- _OBJECTIVE_
All material below is to be reproduced exactly.

- _LISTING_
:::

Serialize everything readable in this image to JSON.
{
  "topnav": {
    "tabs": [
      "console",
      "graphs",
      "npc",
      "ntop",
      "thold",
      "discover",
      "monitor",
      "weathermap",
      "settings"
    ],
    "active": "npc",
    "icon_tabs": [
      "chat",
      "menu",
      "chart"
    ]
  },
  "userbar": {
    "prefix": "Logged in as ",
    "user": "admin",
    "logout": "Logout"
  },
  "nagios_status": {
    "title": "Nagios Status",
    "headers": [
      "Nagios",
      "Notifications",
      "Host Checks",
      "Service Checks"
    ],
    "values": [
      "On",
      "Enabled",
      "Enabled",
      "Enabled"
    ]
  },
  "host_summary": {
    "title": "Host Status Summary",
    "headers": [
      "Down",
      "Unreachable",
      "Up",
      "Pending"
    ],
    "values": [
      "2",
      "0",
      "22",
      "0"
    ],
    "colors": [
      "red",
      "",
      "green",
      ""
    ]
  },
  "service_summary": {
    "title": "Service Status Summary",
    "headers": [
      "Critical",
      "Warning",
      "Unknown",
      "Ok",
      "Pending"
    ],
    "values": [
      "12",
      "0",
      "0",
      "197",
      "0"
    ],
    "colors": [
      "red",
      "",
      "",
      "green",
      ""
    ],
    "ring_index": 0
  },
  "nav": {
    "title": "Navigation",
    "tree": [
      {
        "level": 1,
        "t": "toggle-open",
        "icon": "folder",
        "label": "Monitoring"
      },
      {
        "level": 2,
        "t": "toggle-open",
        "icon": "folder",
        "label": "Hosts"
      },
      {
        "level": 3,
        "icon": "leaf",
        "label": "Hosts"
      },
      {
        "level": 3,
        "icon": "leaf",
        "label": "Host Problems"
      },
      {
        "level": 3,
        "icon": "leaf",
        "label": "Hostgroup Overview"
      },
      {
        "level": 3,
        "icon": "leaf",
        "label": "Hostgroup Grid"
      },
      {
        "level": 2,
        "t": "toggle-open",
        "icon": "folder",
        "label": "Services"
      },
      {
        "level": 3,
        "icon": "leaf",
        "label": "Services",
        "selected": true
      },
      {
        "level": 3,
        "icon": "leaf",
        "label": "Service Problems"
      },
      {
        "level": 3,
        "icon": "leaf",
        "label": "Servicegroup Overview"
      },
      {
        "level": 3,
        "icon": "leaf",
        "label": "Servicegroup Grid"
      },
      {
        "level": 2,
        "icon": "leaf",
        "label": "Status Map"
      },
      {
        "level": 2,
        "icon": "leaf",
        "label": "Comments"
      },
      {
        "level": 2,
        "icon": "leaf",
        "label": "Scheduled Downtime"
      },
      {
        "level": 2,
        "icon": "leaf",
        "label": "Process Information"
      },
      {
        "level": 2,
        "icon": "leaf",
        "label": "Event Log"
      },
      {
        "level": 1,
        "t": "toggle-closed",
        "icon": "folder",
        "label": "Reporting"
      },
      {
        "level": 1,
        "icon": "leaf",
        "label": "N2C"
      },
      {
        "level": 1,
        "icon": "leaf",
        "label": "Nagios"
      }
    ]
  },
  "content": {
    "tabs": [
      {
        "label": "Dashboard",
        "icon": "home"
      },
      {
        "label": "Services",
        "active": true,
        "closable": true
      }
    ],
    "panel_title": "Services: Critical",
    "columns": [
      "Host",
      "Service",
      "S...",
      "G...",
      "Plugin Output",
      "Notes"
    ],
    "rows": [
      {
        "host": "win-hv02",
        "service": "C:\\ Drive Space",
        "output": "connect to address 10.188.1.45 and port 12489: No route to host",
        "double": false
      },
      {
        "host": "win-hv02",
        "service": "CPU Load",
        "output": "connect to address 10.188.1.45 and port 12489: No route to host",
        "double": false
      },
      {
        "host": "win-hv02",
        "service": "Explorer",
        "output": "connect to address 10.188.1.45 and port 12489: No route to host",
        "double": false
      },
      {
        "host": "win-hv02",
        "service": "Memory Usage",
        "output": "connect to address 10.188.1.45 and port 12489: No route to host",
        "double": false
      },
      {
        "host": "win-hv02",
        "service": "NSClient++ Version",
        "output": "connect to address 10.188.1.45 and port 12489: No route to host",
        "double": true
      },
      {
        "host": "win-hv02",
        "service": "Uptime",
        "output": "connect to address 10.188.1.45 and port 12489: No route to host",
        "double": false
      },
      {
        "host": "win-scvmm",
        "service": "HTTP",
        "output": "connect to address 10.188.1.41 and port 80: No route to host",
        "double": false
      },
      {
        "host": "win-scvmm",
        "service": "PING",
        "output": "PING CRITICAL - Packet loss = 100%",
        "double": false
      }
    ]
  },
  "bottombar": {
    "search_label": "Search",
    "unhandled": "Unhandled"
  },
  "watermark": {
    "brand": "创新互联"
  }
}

:::

- _RESPONSE_
Serialize everything readable in this image to JSON.
{
  "topnav": {
    "tabs": [
      "console",
      "graphs",
      "npc",
      "ntop",
      "thold",
      "discover",
      "monitor",
      "weathermap",
      "settings"
    ],
    "active": "npc",
    "icon_tabs": [
      "chat",
      "menu",
      "chart"
    ]
  },
  "userbar": {
    "prefix": "Logged in as ",
    "user": "admin",
    "logout": "Logout"
  },
  "nagios_status": {
    "title": "Nagios Status",
    "headers": [
      "Nagios",
      "Notifications",
      "Host Checks",
      "Service Checks"
    ],
    "values": [
      "On",
      "Enabled",
      "Enabled",
      "Enabled"
    ]
  },
  "host_summary": {
    "title": "Host Status Summary",
    "headers": [
      "Down",
      "Unreachable",
      "Up",
      "Pending"
    ],
    "values": [
      "2",
      "0",
      "22",
      "0"
    ],
    "colors": [
      "red",
      "",
      "green",
      ""
    ]
  },
  "service_summary": {
    "title": "Service Status Summary",
    "headers": [
      "Critical",
      "Warning",
      "Unknown",
      "Ok",
      "Pending"
    ],
    "values": [
      "12",
      "0",
      "0",
      "197",
      "0"
    ],
    "colors": [
      "red",
      "",
      "",
      "green",
      ""
    ],
    "ring_index": 0
  },
  "nav": {
    "title": "Navigation",
    "tree": [
      {
        "level": 1,
        "t": "toggle-open",
        "icon": "folder",
        "label": "Monitoring"
      },
      {
        "level": 2,
        "t": "toggle-open",
        "icon": "folder",
        "label": "Hosts"
      },
      {
        "level": 3,
        "icon": "leaf",
        "label": "Hosts"
      },
      {
        "level": 3,
        "icon": "leaf",
        "label": "Host Problems"
      },
      {
        "level": 3,
        "icon": "leaf",
        "label": "Hostgroup Overview"
      },
      {
        "level": 3,
        "icon": "leaf",
        "label": "Hostgroup Grid"
      },
      {
        "level": 2,
        "t": "toggle-open",
        "icon": "folder",
        "label": "Services"
      },
      {
        "level": 3,
        "icon": "leaf",
        "label": "Services",
        "selected": true
      },
      {
        "level": 3,
        "icon": "leaf",
        "label": "Service Problems"
      },
      {
        "level": 3,
        "icon": "leaf",
        "label": "Servicegroup Overview"
      },
      {
        "level": 3,
        "icon": "leaf",
        "label": "Servicegroup Grid"
      },
      {
        "level": 2,
        "icon": "leaf",
        "label": "Status Map"
      },
      {
        "level": 2,
        "icon": "leaf",
        "label": "Comments"
      },
      {
        "level": 2,
        "icon": "leaf",
        "label": "Scheduled Downtime"
      },
      {
        "level": 2,
        "icon": "leaf",
        "label": "Process Information"
      },
      {
        "level": 2,
        "icon": "leaf",
        "label": "Event Log"
      },
      {
        "level": 1,
        "t": "toggle-closed",
        "icon": "folder",
        "label": "Reporting"
      },
      {
        "level": 1,
        "icon": "leaf",
        "label": "N2C"
      },
      {
        "level": 1,
        "icon": "leaf",
        "label": "Nagios"
      }
    ]
  },
  "content": {
    "tabs": [
      {
        "label": "Dashboard",
        "icon": "home"
      },
      {
        "label": "Services",
        "active": true,
        "closable": true
      }
    ],
    "panel_title": "Services: Critical",
    "columns": [
      "Host",
      "Service",
      "S...",
      "G...",
      "Plugin Output",
      "Notes"
    ],
    "rows": [
      {
        "host": "win-hv02",
        "service": "C:\\ Drive Space",
        "output": "connect to address 10.188.1.45 and port 12489: No route to host",
        "double": false
      },
      {
        "host": "win-hv02",
        "service": "CPU Load",
        "output": "connect to address 10.188.1.45 and port 12489: No route to host",
        "double": false
      },
      {
        "host": "win-hv02",
        "service": "Explorer",
        "output": "connect to address 10.188.1.45 and port 12489: No route to host",
        "double": false
      },
      {
        "host": "win-hv02",
        "service": "Memory Usage",
        "output": "connect to address 10.188.1.45 and port 12489: No route to host",
        "double": false
      },
      {
        "host": "win-hv02",
        "service": "NSClient++ Version",
        "output": "connect to address 10.188.1.45 and port 12489: No route to host",
        "double": true
      },
      {
        "host": "win-hv02",
        "service": "Uptime",
        "output": "connect to address 10.188.1.45 and port 12489: No route to host",
        "double": false
      },
      {
        "host": "win-scvmm",
        "service": "HTTP",
        "output": "connect to address 10.188.1.41 and port 80: No route to host",
        "double": false
      },
      {
        "host": "win-scvmm",
        "service": "PING",
        "output": "PING CRITICAL - Packet loss = 100%",
        "double": false
      }
    ]
  },
  "bottombar": {
    "search_label": "Search",
    "unhandled": "Unhandled"
  },
  "watermark": {
    "brand": "创新互联"
  }
}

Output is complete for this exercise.